* Job
Tally each line where the word "Output" occurs, then give only the total.

* Input material

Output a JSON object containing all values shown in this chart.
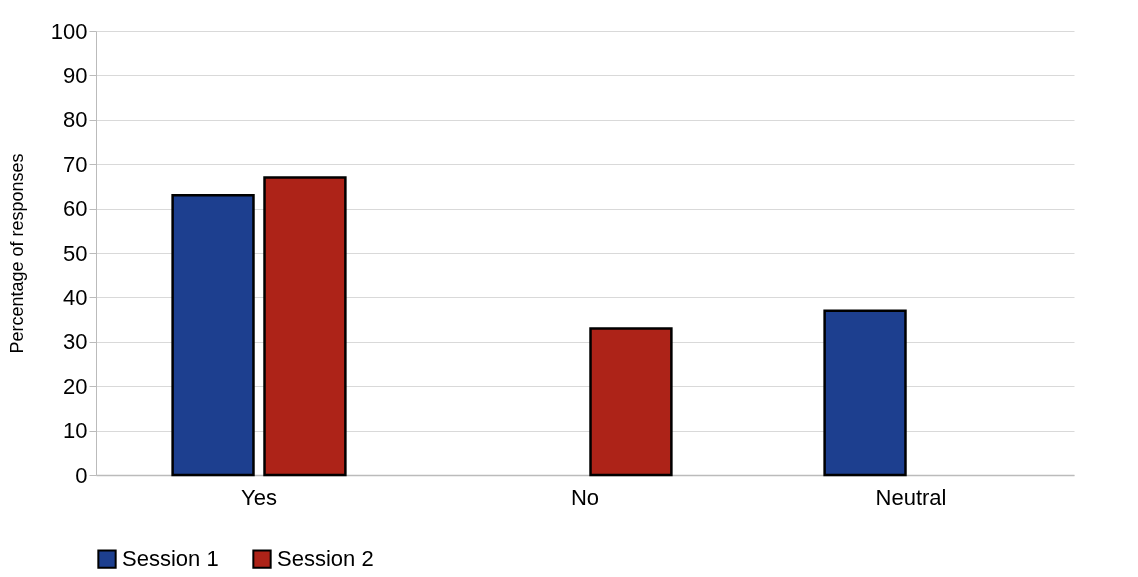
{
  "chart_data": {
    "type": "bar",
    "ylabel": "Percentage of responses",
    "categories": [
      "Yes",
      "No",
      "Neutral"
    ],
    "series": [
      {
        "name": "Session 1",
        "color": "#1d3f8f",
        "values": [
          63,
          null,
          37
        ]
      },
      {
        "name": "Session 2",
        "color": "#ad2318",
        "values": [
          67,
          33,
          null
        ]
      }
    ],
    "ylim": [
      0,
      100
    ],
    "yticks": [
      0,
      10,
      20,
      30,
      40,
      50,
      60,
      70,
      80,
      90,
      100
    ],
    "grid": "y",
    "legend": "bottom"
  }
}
---
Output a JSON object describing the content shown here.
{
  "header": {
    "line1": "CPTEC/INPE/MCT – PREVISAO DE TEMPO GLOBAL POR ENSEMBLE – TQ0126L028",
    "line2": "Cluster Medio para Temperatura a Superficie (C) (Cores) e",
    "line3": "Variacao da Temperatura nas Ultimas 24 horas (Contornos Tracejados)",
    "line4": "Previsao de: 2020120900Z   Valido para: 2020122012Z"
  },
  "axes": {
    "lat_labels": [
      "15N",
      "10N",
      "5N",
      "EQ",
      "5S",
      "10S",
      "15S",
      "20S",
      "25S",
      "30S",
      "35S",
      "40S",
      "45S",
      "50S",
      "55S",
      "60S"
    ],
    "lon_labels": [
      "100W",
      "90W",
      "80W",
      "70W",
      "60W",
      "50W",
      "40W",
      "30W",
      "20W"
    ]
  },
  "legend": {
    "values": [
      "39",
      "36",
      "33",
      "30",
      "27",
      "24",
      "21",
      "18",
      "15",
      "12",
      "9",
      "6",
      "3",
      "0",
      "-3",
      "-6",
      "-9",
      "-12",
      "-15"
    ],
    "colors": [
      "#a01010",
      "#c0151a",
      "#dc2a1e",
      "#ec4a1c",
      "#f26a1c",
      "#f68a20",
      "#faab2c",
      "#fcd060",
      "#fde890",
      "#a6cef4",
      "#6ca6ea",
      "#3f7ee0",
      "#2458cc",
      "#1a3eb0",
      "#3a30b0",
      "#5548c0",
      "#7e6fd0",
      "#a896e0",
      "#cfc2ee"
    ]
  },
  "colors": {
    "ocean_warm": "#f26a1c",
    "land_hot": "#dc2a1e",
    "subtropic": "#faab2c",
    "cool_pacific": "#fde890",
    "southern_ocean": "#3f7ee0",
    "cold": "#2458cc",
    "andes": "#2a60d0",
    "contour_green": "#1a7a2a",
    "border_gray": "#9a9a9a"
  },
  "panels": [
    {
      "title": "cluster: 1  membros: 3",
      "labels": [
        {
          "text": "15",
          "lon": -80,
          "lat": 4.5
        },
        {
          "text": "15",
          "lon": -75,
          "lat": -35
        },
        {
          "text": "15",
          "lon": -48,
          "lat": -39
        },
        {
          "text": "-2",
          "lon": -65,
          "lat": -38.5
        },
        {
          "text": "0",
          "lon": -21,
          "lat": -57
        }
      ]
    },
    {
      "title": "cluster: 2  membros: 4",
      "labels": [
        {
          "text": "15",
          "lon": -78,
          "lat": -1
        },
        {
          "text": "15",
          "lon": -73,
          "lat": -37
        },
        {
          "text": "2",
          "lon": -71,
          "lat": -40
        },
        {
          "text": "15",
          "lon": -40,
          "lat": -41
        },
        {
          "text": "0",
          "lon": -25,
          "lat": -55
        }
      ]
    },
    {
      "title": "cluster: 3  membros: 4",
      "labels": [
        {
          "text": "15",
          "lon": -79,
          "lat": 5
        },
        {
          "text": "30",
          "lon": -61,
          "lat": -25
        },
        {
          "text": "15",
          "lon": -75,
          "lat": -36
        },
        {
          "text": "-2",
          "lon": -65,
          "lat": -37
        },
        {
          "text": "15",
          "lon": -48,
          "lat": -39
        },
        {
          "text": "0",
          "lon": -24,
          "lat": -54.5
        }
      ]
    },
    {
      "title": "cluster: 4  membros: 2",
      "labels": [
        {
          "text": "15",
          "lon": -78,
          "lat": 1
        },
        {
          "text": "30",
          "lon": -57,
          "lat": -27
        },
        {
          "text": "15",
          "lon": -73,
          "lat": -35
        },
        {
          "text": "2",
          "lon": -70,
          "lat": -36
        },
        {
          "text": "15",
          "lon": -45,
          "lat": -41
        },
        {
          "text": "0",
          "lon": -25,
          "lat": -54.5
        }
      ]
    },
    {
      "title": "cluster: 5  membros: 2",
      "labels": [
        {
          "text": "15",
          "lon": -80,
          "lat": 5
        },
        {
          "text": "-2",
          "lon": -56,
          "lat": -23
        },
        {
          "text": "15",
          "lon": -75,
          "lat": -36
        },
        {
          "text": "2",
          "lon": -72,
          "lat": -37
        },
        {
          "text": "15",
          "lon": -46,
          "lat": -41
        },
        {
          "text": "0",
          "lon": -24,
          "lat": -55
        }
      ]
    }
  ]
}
---
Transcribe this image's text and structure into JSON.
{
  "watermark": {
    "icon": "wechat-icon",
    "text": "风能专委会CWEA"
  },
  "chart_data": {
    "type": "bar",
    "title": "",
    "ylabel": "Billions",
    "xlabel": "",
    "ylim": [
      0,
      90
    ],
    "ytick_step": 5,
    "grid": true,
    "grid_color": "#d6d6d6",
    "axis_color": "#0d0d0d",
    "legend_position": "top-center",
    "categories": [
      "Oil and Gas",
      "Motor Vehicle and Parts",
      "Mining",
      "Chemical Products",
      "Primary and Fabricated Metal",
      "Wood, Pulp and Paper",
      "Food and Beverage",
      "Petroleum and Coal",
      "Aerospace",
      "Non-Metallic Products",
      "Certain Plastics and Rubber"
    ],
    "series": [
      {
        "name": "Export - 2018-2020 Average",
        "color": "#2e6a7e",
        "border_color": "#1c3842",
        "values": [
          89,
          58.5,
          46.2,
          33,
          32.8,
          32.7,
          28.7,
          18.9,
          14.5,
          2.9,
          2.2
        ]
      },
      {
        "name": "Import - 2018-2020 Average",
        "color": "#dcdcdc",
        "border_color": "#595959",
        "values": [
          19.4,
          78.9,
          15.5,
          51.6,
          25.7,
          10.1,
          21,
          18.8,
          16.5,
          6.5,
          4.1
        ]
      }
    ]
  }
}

* Written reply
2